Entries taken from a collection
• • • • • • •

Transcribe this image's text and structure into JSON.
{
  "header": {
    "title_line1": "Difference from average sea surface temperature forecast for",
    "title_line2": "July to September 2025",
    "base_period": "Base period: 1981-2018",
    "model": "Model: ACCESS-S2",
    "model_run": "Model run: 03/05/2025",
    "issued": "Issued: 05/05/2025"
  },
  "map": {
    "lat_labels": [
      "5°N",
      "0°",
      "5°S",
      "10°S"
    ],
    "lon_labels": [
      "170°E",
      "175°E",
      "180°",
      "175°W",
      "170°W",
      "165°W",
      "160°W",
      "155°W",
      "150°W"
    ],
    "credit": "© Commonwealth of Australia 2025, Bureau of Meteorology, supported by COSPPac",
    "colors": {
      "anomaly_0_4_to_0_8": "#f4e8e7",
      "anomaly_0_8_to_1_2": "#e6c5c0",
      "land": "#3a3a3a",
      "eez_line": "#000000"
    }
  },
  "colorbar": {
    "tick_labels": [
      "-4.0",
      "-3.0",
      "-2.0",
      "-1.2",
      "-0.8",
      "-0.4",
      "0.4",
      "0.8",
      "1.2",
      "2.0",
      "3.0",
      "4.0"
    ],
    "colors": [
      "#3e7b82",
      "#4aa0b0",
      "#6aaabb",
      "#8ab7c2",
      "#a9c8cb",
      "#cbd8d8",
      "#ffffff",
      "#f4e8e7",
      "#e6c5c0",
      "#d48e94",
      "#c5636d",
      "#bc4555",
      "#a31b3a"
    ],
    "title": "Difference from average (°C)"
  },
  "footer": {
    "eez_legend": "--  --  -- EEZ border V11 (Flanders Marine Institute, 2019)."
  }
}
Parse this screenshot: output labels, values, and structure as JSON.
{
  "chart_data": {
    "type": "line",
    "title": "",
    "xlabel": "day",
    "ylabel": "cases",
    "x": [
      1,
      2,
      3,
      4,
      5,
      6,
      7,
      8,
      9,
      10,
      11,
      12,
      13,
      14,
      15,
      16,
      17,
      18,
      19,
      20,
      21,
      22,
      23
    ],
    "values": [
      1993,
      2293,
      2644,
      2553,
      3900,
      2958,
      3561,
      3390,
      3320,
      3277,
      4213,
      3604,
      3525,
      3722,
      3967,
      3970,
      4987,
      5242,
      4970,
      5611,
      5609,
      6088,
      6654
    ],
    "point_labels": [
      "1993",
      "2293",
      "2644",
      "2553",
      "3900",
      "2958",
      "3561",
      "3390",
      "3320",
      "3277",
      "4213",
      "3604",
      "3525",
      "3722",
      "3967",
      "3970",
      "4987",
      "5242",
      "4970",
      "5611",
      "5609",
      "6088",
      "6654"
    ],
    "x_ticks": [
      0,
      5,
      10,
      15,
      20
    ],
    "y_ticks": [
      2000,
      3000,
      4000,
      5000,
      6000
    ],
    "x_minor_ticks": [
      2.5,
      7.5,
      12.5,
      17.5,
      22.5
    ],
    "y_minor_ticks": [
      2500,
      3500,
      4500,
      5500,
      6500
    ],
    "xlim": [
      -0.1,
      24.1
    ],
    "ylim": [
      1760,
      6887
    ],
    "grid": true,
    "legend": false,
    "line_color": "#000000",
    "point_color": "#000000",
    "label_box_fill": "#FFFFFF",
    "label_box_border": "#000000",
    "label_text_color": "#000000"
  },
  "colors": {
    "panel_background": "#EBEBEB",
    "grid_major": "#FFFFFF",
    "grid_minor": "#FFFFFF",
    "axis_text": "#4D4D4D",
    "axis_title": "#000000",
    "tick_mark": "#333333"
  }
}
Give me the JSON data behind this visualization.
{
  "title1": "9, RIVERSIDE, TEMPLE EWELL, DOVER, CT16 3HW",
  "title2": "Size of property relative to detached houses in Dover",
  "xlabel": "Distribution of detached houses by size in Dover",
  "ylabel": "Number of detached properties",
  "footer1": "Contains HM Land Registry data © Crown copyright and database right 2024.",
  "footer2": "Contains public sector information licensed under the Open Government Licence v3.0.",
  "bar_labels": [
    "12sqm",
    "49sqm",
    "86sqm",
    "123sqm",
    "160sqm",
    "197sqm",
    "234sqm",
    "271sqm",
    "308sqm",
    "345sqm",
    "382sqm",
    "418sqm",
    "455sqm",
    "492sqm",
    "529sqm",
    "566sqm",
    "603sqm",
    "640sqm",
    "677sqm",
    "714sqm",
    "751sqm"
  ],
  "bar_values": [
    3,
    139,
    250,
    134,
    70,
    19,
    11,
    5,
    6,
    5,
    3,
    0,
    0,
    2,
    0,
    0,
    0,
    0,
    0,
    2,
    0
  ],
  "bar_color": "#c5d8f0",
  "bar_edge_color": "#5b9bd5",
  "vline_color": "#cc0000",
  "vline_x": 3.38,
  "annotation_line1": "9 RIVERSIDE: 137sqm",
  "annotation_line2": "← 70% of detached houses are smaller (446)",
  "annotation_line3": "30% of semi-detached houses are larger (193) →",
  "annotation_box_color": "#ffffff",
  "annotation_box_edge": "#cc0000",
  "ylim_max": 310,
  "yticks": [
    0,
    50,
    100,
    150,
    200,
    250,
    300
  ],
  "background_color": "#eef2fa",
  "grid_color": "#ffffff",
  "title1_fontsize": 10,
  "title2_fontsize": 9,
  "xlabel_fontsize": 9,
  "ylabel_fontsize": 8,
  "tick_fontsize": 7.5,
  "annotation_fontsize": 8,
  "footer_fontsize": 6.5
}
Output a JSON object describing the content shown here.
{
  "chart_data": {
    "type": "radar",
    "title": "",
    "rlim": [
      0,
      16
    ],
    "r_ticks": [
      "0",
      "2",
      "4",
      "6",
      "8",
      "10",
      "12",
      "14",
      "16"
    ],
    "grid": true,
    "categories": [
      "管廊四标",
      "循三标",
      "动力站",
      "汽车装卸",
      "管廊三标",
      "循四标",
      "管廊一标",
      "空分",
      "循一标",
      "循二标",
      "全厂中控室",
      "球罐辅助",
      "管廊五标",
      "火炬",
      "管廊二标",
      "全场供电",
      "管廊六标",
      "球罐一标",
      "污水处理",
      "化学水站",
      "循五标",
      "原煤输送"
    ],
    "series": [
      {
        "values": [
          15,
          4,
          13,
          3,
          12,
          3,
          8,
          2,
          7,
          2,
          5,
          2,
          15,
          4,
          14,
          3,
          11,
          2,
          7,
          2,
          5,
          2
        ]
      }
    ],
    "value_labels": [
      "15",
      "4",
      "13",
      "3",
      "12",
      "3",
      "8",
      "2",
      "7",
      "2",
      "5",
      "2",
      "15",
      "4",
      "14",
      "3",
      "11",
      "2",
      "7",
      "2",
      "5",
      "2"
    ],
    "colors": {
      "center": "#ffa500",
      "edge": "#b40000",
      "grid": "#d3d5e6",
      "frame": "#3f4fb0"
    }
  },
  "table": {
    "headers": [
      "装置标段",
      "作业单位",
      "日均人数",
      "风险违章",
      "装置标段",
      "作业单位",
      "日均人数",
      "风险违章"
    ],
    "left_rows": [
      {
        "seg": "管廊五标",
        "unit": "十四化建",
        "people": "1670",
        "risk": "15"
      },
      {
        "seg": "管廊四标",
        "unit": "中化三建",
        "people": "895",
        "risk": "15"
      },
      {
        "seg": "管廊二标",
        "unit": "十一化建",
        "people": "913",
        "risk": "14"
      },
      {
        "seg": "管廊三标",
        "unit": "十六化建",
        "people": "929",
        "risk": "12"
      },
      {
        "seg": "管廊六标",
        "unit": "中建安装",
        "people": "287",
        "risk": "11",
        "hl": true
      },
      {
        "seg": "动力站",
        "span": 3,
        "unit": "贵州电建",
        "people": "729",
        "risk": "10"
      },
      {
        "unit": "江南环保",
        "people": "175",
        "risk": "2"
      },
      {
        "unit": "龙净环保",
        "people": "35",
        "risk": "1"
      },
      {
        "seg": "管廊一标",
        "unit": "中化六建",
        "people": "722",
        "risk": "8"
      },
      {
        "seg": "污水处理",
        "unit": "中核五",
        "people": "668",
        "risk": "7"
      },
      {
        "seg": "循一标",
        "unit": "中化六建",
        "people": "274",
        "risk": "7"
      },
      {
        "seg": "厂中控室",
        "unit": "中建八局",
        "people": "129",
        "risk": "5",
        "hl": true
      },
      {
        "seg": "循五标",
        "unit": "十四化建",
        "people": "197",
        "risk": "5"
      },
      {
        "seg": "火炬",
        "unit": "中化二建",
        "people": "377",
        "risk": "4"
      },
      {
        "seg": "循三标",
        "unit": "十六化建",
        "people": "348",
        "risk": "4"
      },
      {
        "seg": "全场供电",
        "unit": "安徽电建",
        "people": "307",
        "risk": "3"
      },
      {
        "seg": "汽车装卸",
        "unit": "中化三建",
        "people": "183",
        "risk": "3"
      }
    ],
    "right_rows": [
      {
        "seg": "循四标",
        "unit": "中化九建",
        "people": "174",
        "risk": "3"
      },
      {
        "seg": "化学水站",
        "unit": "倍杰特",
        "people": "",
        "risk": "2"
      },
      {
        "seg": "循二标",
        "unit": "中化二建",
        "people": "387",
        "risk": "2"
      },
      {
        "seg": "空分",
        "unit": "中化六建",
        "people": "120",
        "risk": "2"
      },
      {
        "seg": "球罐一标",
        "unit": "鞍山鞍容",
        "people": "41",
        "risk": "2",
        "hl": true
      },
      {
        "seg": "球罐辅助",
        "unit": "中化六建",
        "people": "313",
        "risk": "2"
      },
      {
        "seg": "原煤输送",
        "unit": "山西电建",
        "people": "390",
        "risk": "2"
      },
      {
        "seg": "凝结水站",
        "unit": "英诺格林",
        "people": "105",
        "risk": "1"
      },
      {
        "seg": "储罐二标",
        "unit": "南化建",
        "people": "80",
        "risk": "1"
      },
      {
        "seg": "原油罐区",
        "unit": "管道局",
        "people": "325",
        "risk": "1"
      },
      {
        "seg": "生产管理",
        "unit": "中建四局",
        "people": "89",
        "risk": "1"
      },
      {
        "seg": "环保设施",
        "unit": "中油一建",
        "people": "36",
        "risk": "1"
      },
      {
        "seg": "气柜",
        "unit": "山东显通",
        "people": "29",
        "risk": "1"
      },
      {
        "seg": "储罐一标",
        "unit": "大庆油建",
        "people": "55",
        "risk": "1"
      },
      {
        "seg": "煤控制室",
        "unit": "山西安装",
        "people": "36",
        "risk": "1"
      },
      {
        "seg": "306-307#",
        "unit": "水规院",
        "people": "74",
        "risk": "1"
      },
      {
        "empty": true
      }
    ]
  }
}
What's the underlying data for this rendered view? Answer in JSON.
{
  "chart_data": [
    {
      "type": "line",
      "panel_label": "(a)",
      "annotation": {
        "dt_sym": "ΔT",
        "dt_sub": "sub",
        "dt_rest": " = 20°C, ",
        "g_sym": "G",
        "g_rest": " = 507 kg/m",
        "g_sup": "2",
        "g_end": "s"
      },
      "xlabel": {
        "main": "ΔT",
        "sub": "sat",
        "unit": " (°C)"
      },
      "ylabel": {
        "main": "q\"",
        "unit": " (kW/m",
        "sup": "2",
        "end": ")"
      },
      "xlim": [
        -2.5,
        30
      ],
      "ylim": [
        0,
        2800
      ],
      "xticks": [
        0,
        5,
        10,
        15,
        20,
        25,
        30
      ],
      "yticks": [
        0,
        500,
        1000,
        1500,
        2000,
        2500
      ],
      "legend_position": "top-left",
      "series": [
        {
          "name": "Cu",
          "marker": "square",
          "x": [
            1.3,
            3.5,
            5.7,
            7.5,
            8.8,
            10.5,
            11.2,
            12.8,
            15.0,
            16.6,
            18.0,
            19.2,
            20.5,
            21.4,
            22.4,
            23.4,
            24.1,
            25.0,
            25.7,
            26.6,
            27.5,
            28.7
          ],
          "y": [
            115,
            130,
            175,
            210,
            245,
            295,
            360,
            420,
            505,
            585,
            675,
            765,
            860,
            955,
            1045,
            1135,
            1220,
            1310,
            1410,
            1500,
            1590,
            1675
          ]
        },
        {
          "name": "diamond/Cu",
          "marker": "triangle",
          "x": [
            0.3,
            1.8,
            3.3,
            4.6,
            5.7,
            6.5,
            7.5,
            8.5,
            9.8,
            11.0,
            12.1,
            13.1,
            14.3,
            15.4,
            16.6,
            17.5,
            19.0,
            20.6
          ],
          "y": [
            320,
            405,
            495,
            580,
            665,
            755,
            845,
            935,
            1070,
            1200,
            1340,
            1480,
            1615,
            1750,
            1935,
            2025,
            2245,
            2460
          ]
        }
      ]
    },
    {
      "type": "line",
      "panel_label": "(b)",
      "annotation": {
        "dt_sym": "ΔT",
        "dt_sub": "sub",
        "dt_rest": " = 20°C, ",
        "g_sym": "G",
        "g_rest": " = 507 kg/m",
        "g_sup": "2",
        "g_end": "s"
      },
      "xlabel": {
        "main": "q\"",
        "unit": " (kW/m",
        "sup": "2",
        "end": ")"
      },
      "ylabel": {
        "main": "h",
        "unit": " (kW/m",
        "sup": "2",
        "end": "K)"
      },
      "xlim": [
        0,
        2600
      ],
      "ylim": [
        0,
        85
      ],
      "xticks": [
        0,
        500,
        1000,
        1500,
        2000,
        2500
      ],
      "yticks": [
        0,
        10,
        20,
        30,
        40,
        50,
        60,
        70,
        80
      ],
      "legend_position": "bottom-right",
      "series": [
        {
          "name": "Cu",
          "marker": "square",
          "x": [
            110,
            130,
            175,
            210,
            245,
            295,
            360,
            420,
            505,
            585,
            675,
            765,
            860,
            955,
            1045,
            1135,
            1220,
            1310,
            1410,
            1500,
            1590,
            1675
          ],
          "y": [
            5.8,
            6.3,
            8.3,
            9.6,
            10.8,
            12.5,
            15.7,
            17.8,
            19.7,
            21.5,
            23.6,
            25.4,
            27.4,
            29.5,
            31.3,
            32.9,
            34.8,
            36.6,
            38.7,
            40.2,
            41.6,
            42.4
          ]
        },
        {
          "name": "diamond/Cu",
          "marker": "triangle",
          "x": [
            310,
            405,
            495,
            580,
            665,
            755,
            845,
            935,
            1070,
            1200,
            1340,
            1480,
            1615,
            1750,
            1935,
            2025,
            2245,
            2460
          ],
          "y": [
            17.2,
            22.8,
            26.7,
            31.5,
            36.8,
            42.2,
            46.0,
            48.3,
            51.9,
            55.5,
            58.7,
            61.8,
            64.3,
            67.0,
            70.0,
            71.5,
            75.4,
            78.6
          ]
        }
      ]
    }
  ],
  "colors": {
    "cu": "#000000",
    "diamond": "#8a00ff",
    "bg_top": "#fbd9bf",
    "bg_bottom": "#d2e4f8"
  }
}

• • • • • • •

* [Given problem]:
Select every line where the word "detached" occurs.

* [Written answer]:
  "title2": "Size of property relative to detached houses in Dover",
  "xlabel": "Distribution of detached houses by size in Dover",
  "ylabel": "Number of detached properties",
  "annotation_line2": "← 70% of detached houses are smaller (446)",
  "annotation_line3": "30% of semi-detached houses are larger (193) →",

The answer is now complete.